START

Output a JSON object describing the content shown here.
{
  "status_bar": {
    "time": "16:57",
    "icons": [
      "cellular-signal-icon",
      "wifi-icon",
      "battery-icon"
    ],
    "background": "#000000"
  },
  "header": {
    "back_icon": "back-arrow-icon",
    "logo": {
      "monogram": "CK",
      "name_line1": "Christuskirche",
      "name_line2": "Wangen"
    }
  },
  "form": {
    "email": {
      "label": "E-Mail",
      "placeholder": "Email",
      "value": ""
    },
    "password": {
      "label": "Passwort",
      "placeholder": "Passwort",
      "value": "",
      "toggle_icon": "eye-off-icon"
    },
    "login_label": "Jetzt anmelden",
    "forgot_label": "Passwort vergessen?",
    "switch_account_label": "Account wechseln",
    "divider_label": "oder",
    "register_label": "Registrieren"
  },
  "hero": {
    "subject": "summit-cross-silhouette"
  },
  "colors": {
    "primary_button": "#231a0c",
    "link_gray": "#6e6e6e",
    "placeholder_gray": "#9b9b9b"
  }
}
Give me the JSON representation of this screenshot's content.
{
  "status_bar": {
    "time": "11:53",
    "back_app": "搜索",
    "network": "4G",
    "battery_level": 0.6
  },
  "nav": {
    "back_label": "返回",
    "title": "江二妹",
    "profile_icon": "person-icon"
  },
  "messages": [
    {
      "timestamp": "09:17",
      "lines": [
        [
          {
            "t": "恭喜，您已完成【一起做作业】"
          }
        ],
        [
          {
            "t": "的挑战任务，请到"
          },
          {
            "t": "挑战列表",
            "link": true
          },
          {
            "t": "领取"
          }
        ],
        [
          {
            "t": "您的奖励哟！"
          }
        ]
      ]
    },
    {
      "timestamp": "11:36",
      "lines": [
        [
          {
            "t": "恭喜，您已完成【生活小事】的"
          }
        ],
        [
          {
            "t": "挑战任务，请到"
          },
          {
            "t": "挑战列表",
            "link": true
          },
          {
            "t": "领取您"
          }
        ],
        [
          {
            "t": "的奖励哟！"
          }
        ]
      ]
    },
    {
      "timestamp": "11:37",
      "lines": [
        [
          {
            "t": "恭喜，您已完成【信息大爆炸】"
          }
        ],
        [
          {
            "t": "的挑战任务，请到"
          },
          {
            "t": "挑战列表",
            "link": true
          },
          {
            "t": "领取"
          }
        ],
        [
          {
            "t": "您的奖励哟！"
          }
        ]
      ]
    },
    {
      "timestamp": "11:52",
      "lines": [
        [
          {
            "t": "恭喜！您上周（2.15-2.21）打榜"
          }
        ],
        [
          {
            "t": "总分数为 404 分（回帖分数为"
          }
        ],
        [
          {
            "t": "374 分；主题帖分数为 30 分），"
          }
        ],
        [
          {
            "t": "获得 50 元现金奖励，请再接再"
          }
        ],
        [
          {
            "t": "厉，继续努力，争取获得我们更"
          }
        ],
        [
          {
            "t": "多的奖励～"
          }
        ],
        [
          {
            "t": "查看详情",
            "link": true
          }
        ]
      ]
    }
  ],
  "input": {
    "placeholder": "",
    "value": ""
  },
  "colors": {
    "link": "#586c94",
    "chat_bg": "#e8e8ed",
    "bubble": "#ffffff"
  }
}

END

→ **SET TASK**: From the listing above, copy every line that includes the word "timestamp".

→ **EXERCISE RESULT**:
      "timestamp": "09:17",
      "timestamp": "11:36",
      "timestamp": "11:37",
      "timestamp": "11:52",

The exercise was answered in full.